__Given task__.
Identify the lines containing the word "operations". Copy each one.

__Record excerpts__.

* * * * * * *

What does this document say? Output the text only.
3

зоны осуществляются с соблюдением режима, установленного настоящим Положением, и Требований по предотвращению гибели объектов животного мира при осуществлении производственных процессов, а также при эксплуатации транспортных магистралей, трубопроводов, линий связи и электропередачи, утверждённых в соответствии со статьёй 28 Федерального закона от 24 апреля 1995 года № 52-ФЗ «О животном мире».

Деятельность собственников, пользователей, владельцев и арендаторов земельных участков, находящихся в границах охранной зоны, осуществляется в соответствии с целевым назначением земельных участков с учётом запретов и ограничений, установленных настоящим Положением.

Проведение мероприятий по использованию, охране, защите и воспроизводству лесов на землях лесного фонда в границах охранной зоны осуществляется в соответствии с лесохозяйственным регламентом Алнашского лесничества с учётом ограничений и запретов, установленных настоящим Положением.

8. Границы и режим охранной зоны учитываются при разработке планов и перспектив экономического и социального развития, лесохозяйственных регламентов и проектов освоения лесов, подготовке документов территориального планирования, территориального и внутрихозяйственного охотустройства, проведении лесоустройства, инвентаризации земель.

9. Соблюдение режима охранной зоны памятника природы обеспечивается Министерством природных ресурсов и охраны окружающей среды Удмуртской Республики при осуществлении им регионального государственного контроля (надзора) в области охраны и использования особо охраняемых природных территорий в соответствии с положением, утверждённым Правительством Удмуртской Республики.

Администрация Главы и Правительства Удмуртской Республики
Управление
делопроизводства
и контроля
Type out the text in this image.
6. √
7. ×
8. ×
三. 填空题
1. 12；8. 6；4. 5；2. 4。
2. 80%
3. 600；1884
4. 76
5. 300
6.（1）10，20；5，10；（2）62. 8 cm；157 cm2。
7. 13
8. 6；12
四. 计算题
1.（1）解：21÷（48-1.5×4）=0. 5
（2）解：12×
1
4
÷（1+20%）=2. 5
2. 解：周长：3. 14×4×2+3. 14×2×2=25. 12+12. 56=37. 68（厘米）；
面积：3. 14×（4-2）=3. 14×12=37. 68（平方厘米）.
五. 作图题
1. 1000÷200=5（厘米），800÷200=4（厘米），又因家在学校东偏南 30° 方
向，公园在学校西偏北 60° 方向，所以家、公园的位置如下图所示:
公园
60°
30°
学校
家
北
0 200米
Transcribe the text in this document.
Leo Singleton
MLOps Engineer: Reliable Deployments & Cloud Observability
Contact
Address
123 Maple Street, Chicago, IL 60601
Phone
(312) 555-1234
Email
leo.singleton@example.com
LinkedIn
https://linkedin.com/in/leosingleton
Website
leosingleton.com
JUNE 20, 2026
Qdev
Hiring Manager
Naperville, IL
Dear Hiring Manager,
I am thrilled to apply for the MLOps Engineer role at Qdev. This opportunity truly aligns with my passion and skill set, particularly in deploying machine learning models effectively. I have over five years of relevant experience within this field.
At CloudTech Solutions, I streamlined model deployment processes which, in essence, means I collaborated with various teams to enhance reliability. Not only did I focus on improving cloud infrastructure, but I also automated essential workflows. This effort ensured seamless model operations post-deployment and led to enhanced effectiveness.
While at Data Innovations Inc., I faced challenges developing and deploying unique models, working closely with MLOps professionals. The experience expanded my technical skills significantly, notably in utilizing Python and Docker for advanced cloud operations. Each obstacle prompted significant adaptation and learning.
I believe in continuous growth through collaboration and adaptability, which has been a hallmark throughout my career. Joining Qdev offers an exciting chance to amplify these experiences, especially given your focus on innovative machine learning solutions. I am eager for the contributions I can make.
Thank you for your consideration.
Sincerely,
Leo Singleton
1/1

* * * * * * *

__Result of the task__.
At CloudTech Solutions, I streamlined model deployment processes which, in essence, means I collaborated with various teams to enhance reliability. Not only did I focus on improving cloud infrastructure, but I also automated essential workflows. This effort ensured seamless model operations post-deployment and led to enhanced effectiveness.
While at Data Innovations Inc., I faced challenges developing and deploying unique models, working closely with MLOps professionals. The experience expanded my technical skills significantly, notably in utilizing Python and Docker for advanced cloud operations. Each obstacle prompted significant adaptation and learning.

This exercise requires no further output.